(WRITTEN PROBLEM): Collect every line in the listing below that contains the string "selected". Match it case-sensitively.

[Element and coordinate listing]
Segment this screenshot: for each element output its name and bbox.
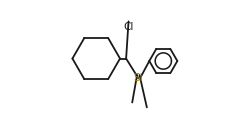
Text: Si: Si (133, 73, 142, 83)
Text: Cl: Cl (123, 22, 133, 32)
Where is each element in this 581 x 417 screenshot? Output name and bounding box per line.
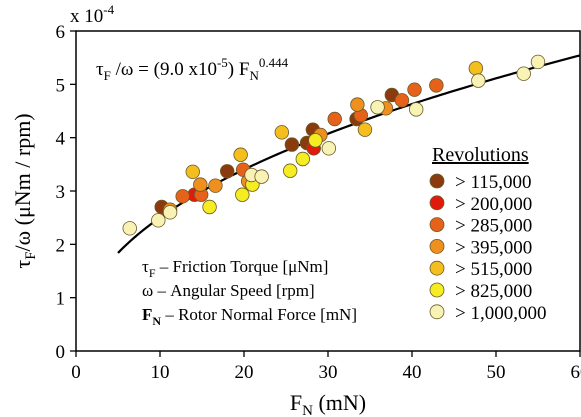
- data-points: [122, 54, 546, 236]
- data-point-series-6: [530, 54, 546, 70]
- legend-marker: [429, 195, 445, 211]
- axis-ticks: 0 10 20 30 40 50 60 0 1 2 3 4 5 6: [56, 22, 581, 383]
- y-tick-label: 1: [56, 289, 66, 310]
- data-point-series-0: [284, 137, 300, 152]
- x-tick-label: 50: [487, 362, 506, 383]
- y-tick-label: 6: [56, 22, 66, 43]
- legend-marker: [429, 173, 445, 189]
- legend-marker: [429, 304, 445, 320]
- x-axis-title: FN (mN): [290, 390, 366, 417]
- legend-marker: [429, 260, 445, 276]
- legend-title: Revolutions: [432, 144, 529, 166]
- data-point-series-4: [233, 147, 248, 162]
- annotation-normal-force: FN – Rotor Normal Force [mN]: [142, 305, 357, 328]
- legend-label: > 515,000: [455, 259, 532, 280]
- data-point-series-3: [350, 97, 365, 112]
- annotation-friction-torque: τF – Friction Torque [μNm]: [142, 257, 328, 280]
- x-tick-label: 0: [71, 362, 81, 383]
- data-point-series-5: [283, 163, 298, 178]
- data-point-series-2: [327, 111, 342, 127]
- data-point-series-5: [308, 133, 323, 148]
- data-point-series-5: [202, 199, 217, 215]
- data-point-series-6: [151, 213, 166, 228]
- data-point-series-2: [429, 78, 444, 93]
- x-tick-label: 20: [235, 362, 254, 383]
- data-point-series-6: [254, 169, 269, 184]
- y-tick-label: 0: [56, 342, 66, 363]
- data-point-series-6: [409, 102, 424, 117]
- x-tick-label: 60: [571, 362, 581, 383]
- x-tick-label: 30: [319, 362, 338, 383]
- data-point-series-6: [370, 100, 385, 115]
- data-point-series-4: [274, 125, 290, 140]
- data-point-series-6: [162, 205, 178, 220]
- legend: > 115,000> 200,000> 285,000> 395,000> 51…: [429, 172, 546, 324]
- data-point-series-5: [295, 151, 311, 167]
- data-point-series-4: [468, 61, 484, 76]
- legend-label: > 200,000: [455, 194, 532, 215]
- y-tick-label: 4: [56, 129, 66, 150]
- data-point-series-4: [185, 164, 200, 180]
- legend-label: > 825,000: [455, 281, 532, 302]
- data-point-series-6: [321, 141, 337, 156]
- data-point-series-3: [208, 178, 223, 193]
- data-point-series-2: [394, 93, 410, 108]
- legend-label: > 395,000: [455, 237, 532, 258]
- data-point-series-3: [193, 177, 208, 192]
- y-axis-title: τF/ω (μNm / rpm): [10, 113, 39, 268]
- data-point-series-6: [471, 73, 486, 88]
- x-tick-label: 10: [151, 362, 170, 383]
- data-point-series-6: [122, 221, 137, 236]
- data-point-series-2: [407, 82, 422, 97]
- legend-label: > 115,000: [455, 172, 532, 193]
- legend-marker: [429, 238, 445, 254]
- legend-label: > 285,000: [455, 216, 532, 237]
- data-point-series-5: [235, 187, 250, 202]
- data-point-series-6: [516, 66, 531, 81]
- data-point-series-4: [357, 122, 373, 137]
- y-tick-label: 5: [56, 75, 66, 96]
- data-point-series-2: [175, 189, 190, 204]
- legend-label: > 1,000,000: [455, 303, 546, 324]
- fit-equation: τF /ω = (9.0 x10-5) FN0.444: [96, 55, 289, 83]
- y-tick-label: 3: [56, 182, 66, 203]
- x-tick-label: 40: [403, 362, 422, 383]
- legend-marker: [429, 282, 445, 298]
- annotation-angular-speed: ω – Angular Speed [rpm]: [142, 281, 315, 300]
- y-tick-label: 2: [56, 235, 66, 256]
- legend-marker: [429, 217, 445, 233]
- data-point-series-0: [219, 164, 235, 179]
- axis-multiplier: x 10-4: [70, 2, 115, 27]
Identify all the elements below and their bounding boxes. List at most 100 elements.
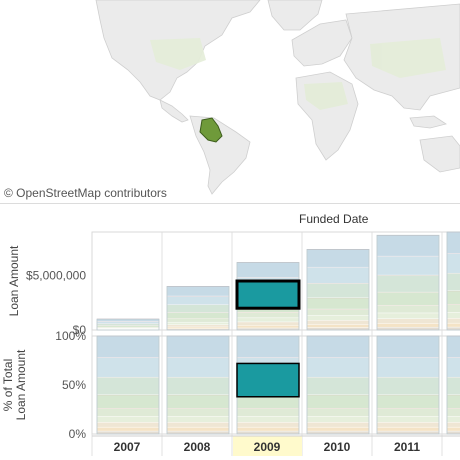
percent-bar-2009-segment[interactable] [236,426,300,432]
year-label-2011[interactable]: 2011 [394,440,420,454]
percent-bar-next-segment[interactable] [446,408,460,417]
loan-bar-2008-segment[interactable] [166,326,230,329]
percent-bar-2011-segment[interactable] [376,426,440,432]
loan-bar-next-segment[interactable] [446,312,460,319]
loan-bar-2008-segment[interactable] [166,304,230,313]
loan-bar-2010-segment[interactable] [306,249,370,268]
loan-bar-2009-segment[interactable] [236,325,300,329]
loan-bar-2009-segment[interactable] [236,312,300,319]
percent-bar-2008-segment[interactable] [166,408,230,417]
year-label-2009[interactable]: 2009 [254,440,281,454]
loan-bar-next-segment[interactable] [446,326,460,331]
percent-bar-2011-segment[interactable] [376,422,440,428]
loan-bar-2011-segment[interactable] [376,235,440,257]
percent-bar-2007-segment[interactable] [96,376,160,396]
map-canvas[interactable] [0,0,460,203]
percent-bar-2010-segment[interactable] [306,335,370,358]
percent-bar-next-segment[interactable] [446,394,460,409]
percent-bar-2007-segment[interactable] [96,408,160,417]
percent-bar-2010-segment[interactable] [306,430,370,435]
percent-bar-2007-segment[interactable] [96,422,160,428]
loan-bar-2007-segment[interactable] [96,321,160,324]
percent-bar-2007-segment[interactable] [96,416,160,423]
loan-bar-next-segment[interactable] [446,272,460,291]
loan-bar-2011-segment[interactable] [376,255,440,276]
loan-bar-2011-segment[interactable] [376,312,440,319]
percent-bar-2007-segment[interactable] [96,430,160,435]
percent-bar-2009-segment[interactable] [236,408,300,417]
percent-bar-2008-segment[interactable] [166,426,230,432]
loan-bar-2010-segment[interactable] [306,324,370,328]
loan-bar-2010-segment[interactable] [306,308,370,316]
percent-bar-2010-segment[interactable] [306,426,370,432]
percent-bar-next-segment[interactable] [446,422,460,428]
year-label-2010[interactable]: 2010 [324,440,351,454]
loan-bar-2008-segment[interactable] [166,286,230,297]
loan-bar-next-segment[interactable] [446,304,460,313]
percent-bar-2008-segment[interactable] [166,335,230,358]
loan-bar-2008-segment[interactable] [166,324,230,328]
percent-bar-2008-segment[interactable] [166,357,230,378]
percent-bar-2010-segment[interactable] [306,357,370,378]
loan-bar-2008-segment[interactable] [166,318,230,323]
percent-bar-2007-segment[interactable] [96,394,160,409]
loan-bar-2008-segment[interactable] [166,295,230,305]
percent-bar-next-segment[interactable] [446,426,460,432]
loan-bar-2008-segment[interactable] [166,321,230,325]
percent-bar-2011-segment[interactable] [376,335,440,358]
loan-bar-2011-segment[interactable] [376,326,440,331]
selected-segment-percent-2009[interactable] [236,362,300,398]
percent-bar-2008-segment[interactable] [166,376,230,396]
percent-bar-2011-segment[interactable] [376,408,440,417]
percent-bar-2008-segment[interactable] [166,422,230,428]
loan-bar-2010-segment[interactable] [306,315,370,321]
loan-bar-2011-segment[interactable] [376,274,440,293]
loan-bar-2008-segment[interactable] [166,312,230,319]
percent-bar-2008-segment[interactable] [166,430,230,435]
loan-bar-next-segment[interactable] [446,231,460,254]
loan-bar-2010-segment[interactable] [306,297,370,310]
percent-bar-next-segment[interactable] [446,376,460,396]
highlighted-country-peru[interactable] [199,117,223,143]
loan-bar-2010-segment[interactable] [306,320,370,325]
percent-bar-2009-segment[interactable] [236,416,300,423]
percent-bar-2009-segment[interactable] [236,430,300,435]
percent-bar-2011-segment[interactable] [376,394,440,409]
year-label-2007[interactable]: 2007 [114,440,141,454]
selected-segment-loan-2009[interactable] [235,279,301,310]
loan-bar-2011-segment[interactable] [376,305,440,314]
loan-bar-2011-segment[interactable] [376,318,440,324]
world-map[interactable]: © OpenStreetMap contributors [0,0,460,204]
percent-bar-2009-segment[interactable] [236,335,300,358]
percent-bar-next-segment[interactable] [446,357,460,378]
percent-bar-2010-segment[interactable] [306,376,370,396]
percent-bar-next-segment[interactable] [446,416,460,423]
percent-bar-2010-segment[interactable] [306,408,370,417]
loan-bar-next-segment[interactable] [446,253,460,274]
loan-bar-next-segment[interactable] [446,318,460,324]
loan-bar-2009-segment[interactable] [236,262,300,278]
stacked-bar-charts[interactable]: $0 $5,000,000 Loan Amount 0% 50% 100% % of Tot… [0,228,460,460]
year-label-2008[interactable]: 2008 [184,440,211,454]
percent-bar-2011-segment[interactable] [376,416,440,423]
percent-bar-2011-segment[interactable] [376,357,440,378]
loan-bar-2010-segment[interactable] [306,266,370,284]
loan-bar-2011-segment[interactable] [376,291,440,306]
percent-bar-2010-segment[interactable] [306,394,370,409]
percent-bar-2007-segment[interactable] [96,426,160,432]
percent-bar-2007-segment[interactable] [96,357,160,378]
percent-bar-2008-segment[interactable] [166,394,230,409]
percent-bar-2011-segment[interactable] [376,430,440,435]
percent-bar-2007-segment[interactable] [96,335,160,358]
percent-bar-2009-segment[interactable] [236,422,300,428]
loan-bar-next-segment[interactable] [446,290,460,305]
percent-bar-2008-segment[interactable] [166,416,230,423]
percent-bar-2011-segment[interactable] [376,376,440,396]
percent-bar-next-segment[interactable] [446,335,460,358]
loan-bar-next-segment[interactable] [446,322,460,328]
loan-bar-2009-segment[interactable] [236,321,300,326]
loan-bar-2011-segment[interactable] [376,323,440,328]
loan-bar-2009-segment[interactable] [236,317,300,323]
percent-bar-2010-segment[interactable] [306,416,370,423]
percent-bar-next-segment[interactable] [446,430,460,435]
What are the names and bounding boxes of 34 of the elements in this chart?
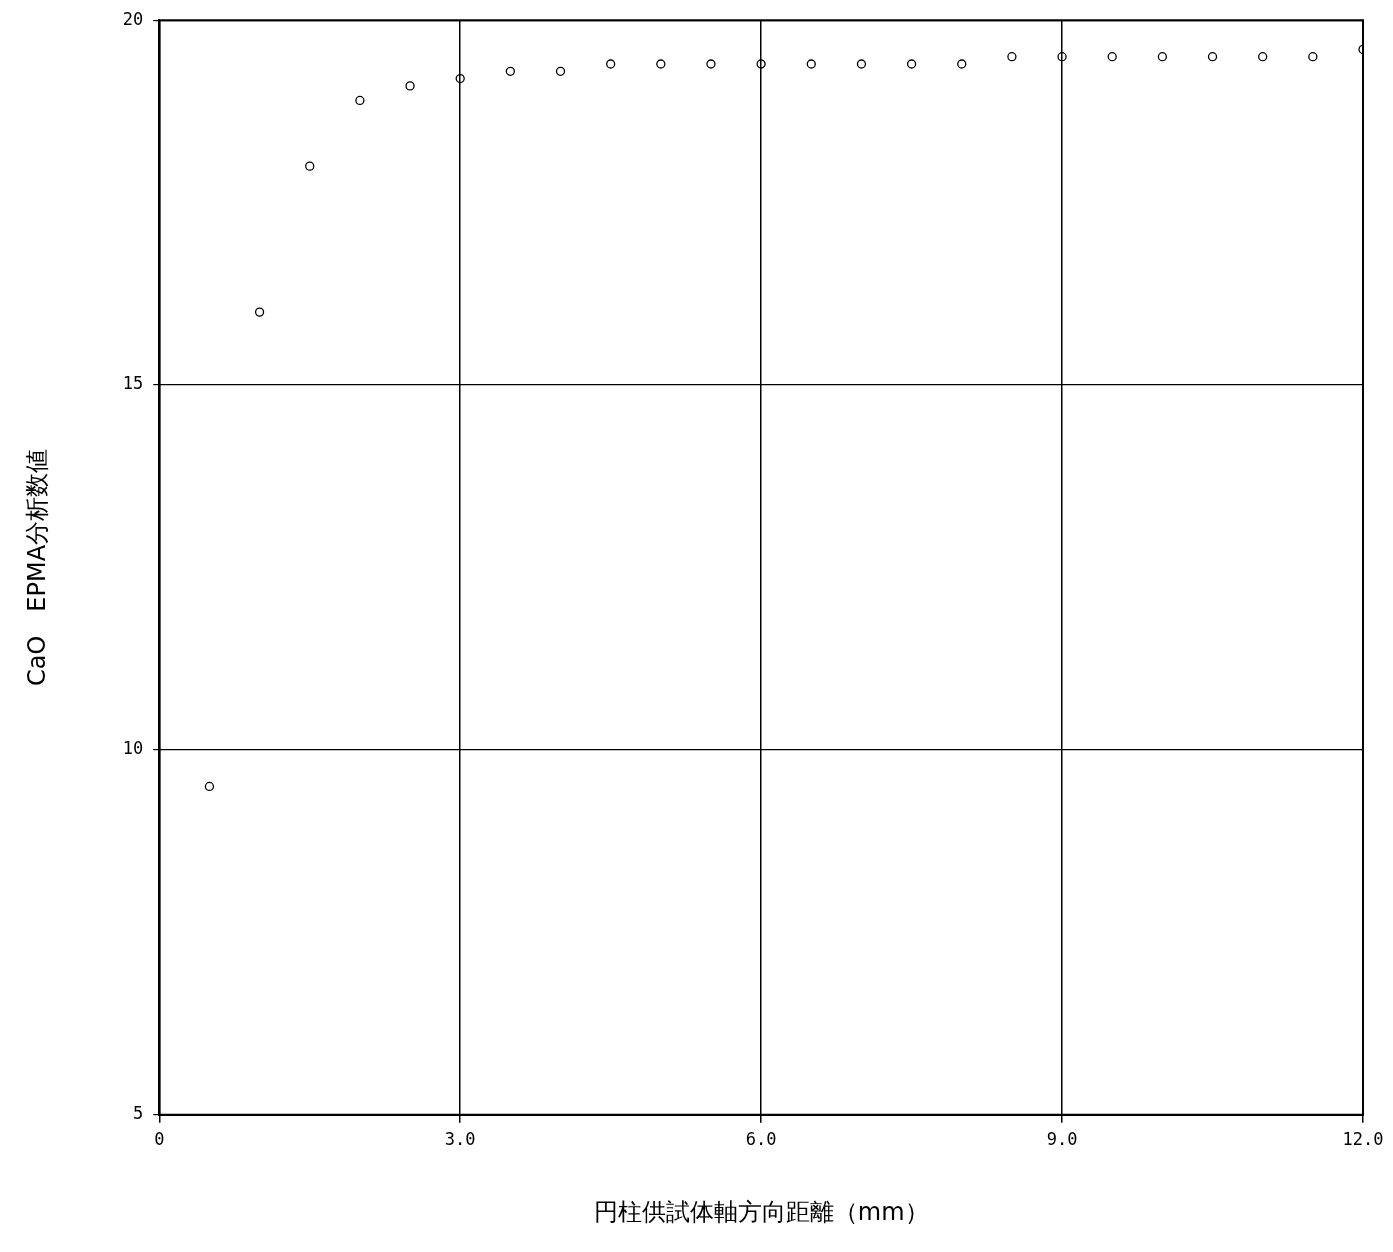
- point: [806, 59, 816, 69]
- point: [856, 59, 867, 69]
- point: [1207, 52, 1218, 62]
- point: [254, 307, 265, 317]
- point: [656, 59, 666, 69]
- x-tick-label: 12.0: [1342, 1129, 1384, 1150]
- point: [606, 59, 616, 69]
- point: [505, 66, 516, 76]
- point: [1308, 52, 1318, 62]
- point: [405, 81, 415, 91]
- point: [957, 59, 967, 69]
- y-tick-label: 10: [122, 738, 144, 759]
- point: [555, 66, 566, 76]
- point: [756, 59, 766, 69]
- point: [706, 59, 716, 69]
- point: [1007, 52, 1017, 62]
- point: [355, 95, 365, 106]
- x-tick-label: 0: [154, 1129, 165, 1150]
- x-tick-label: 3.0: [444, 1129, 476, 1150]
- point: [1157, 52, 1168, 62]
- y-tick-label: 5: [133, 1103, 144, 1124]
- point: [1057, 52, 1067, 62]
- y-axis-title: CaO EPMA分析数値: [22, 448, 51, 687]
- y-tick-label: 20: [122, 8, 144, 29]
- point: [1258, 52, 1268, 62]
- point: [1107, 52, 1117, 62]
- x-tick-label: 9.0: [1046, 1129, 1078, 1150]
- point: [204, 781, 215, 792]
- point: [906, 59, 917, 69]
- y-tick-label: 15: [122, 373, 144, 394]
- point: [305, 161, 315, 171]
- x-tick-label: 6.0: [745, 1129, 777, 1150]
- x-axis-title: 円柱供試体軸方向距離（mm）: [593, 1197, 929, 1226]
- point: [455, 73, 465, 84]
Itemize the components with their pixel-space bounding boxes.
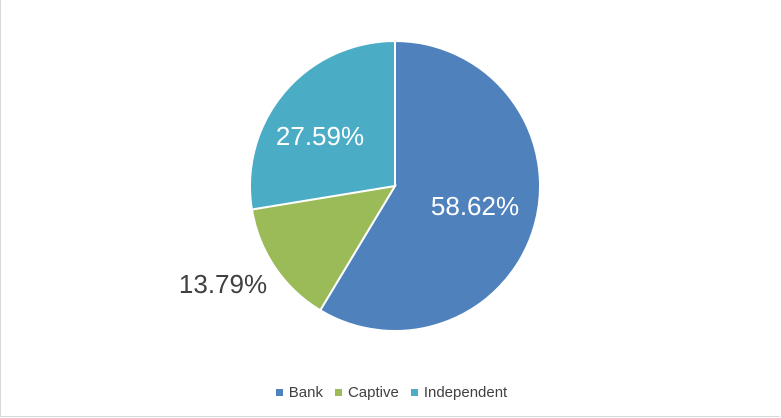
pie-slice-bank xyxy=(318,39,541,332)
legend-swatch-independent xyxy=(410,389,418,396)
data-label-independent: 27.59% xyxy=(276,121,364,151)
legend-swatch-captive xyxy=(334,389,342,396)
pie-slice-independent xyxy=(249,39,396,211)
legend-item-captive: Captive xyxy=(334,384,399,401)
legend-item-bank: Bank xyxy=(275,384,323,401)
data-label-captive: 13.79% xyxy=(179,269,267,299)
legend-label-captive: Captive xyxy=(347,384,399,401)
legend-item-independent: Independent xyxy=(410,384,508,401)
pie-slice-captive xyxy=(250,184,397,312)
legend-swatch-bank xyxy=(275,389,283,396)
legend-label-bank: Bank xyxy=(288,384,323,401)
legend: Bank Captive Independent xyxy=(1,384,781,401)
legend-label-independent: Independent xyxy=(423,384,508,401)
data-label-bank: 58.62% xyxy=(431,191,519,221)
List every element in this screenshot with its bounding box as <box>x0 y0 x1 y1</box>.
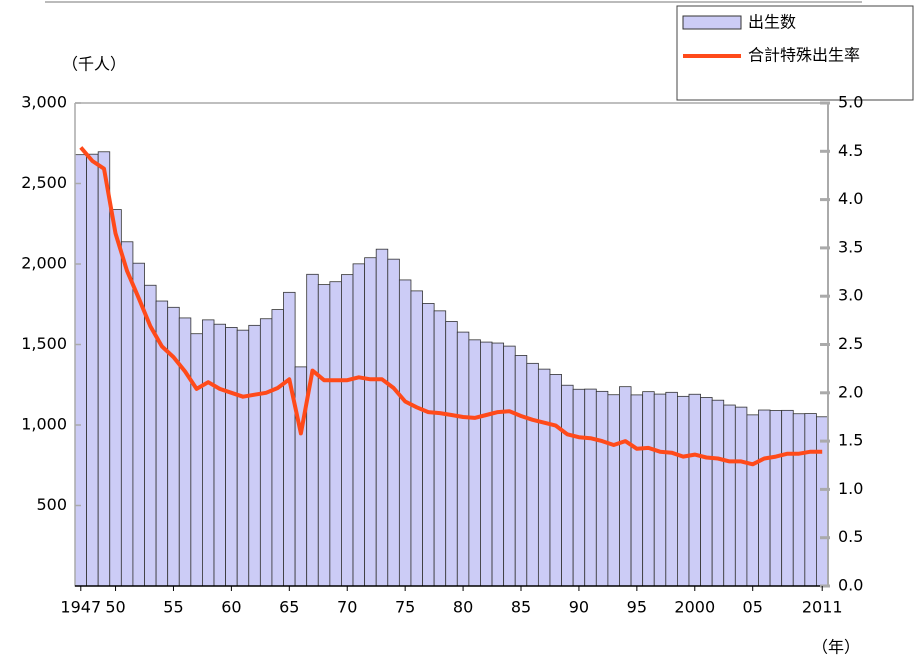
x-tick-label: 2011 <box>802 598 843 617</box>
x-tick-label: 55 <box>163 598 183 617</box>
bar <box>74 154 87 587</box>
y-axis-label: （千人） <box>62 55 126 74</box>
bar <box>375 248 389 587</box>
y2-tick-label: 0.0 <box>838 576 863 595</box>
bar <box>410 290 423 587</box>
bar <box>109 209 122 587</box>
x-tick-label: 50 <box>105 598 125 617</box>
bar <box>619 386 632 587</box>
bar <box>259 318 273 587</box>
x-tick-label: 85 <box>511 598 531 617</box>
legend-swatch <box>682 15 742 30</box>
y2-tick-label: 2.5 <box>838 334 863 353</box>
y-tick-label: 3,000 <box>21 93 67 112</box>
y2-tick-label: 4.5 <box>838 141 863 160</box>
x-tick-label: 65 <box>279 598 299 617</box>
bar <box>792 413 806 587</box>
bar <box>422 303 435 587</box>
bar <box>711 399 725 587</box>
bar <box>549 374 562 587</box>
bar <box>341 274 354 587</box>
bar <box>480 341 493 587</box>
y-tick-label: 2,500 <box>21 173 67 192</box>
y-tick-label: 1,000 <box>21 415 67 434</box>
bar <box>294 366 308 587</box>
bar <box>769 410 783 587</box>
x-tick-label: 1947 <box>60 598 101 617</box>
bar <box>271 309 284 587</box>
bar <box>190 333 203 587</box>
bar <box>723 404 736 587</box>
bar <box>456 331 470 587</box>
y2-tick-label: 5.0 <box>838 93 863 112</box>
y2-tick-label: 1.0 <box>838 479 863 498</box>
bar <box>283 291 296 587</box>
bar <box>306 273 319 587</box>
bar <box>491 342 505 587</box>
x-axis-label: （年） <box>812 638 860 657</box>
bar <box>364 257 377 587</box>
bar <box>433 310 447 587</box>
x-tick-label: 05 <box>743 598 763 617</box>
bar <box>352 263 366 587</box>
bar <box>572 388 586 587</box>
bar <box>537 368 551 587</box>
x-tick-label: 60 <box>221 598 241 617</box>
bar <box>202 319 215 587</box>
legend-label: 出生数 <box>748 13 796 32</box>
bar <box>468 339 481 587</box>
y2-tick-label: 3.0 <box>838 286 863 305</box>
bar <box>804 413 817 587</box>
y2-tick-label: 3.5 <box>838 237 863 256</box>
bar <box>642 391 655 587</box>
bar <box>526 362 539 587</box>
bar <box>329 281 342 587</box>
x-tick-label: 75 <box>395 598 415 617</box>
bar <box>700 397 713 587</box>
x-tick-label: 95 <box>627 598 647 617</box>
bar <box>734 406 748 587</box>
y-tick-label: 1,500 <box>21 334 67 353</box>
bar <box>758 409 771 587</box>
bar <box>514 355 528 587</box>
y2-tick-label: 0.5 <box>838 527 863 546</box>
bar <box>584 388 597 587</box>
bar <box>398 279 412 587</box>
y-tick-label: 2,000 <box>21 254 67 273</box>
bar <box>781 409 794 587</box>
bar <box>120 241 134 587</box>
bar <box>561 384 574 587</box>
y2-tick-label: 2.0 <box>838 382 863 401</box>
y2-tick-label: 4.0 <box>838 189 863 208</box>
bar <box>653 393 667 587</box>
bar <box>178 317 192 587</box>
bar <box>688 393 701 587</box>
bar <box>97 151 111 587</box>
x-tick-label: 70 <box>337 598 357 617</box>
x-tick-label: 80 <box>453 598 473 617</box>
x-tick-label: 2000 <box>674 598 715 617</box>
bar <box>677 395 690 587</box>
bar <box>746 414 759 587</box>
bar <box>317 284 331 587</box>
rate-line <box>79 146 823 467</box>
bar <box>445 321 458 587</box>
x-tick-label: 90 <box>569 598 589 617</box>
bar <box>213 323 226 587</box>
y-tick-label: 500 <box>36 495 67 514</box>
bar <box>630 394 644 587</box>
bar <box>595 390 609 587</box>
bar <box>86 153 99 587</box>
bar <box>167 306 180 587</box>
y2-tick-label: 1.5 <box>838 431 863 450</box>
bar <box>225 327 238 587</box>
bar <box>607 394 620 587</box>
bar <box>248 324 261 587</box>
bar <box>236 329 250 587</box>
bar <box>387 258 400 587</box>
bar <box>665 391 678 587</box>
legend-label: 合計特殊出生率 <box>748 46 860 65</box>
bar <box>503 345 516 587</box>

(WRITTEN RESPONSE):
selected-segment-percent-2009[interactable] [236,362,300,398]
selected-segment-loan-2009[interactable] [235,279,301,310]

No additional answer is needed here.